— start Material —
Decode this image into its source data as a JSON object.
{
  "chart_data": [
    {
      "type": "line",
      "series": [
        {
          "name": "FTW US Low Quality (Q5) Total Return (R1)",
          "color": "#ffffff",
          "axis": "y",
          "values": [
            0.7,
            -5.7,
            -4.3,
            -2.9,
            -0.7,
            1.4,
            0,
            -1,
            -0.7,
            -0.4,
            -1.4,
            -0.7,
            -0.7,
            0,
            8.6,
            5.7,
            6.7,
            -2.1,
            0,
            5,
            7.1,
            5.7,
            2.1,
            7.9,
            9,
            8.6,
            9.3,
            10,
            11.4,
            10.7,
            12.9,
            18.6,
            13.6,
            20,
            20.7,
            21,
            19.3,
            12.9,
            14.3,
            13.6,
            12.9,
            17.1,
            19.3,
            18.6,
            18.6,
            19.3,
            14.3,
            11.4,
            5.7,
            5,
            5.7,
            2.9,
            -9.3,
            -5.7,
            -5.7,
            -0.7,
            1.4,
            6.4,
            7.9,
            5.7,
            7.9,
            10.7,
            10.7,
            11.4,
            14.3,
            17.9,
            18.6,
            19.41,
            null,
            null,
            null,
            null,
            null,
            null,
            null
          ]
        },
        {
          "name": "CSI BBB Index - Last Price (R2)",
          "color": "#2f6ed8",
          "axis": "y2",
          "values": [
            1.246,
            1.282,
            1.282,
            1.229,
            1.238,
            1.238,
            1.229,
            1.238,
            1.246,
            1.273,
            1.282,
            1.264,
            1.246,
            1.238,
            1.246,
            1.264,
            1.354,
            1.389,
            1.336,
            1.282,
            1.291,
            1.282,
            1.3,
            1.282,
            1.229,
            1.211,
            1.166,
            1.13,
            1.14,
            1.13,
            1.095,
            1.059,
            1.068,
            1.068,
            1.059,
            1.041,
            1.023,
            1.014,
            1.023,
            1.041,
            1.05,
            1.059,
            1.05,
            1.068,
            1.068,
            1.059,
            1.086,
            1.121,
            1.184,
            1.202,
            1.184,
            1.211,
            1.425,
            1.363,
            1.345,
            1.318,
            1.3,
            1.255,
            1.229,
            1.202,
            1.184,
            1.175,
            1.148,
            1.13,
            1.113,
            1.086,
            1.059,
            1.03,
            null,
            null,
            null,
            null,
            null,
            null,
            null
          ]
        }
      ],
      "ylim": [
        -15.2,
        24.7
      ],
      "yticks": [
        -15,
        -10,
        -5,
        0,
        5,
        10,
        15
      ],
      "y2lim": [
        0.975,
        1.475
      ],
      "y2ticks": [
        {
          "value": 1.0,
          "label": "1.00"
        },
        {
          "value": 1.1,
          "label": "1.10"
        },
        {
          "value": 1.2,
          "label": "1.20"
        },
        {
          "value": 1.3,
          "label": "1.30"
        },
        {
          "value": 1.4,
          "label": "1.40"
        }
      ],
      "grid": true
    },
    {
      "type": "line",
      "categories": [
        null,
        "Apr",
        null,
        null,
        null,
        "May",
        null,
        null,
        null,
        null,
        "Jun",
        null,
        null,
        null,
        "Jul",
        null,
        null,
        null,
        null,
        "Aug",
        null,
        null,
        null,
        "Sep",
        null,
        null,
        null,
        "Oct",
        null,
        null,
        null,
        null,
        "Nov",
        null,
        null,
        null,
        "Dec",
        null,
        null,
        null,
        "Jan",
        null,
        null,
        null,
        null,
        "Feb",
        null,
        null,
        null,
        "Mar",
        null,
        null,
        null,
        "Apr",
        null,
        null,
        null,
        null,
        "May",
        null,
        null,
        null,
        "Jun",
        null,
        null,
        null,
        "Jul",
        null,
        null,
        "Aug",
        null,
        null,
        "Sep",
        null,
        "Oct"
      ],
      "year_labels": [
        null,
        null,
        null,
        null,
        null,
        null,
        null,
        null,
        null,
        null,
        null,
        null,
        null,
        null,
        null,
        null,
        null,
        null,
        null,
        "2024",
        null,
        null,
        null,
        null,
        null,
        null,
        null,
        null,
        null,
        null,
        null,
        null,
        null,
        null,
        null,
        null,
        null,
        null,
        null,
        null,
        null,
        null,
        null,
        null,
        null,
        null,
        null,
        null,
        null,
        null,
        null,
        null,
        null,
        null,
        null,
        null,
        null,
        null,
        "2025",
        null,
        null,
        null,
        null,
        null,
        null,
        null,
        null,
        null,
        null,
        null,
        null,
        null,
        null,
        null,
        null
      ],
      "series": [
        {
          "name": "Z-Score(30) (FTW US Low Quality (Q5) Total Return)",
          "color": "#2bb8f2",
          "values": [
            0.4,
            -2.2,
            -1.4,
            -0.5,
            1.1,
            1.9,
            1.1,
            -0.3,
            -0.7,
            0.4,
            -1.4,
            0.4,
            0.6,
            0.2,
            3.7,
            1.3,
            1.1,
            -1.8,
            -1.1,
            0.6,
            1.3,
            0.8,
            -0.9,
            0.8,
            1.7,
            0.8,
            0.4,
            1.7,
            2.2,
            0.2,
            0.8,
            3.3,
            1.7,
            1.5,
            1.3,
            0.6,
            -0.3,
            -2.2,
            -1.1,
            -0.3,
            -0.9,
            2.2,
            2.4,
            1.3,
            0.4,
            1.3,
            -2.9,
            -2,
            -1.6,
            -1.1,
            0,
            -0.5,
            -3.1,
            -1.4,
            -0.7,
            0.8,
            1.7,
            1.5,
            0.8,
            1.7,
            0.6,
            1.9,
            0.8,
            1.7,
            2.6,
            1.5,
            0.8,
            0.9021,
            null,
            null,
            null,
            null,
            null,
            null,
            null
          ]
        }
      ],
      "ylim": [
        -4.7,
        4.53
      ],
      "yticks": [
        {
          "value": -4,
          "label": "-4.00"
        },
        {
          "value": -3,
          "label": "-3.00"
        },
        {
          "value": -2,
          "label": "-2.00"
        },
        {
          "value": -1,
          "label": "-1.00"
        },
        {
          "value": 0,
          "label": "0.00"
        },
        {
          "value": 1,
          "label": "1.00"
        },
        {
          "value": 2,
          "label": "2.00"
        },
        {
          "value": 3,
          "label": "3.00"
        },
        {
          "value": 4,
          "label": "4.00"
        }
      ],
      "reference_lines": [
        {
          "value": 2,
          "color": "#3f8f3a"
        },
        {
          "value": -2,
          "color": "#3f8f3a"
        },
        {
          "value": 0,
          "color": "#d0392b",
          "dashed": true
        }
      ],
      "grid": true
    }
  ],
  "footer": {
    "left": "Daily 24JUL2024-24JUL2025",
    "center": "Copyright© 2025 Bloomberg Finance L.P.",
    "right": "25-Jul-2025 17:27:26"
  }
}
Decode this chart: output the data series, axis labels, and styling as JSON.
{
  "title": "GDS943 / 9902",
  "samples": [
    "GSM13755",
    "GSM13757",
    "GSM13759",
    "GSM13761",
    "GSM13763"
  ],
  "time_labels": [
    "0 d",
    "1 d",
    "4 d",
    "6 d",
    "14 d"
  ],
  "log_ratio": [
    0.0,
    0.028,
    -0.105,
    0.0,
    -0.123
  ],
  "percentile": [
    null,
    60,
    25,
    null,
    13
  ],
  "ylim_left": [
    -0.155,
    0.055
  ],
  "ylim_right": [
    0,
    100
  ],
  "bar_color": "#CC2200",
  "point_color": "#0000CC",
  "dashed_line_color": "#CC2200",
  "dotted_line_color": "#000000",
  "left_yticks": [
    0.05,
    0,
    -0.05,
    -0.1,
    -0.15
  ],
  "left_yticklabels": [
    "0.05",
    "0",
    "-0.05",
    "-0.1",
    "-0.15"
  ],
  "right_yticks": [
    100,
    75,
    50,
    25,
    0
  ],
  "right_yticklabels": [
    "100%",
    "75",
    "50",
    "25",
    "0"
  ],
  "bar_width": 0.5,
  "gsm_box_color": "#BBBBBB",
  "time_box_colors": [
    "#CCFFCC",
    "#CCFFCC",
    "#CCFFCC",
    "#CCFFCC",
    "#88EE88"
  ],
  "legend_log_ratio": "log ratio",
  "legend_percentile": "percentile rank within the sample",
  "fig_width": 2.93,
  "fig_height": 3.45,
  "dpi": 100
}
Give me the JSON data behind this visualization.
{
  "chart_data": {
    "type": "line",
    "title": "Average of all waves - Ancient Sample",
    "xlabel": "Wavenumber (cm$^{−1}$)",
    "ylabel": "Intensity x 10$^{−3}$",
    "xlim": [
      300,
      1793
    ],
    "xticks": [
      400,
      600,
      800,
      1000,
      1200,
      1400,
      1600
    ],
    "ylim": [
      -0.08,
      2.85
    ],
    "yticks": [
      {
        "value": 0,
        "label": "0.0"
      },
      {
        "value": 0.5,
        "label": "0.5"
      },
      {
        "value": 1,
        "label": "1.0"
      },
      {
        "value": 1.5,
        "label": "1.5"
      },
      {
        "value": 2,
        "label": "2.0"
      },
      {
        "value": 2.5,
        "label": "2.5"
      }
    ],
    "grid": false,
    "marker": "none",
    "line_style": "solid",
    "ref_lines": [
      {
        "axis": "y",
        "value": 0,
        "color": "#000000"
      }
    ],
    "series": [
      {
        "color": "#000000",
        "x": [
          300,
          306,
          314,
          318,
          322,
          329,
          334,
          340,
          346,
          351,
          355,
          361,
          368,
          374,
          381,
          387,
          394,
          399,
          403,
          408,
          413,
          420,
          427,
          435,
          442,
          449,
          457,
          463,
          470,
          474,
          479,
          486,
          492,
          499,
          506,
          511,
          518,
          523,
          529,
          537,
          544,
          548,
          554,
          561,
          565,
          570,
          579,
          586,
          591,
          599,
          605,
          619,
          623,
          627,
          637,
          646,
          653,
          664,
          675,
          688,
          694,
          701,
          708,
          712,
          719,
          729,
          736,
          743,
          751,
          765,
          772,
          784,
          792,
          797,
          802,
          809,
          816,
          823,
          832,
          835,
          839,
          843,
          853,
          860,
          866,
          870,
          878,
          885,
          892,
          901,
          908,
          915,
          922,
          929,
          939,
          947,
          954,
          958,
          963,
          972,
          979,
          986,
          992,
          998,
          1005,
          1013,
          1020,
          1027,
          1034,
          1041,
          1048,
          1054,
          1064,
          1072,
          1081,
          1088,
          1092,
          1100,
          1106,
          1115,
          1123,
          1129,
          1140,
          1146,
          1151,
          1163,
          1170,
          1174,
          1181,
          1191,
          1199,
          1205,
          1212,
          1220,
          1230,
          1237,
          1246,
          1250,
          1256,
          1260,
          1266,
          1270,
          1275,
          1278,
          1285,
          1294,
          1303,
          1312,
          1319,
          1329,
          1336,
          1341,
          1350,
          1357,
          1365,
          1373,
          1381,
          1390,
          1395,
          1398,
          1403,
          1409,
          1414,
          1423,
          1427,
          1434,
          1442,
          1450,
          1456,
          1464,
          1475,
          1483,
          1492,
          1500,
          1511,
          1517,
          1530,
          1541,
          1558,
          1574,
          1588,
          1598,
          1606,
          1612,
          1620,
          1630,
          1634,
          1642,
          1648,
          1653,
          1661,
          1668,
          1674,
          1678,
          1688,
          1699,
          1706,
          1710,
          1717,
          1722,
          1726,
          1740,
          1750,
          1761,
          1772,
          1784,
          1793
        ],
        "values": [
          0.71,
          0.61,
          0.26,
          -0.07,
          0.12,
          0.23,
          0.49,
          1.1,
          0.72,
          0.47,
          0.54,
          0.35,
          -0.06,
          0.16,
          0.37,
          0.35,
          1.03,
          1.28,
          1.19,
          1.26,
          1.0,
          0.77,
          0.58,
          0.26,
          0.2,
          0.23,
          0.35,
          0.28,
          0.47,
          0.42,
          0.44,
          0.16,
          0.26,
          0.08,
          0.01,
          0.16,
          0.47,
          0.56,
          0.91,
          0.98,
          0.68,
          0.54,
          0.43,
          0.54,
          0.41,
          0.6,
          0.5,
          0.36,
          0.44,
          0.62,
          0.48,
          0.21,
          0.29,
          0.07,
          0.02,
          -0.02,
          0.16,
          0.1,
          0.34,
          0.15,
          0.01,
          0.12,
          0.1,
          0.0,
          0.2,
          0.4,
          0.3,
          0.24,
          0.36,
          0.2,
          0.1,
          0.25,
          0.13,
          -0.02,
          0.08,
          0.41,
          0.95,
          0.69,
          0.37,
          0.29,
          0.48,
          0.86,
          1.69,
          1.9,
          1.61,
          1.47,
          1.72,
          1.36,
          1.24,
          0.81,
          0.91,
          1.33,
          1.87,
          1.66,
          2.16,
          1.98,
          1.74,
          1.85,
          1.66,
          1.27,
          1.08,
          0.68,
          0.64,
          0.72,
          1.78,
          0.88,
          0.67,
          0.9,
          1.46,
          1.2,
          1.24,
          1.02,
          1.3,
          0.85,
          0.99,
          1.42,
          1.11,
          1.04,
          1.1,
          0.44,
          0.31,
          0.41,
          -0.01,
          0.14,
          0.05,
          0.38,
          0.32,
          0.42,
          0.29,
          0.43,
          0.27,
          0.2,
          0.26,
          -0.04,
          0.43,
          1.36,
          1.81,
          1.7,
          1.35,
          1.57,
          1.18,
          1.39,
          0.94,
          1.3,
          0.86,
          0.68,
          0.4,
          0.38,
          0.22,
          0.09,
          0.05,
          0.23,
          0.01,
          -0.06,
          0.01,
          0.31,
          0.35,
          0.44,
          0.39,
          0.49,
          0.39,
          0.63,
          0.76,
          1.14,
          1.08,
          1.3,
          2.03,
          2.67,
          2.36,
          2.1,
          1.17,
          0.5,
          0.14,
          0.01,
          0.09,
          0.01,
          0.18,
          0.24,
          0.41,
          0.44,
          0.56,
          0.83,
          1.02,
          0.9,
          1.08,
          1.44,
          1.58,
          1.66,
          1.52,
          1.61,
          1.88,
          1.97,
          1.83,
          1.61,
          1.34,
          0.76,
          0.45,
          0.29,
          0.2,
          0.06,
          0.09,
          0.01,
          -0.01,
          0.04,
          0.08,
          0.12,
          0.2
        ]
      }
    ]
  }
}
— end Material —
### Exercise instructions
Only the number is required: the count of lines containing the word "Decode".

### The answer
2